───── Entries

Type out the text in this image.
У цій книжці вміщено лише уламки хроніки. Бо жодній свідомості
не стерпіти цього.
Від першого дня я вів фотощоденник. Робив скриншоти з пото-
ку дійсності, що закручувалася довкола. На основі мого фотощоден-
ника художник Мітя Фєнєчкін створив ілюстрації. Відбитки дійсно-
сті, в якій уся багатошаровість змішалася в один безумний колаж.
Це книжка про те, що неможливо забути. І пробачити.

──────────

Directions for this task - Produce an exact copy of the whole listing.

Solved exercise -
Type out the text in this image.
У цій книжці вміщено лише уламки хроніки. Бо жодній свідомості
не стерпіти цього.
Від першого дня я вів фотощоденник. Робив скриншоти з пото-
ку дійсності, що закручувалася довкола. На основі мого фотощоден-
ника художник Мітя Фєнєчкін створив ілюстрації. Відбитки дійсно-
сті, в якій уся багатошаровість змішалася в один безумний колаж.
Це книжка про те, що неможливо забути. І пробачити.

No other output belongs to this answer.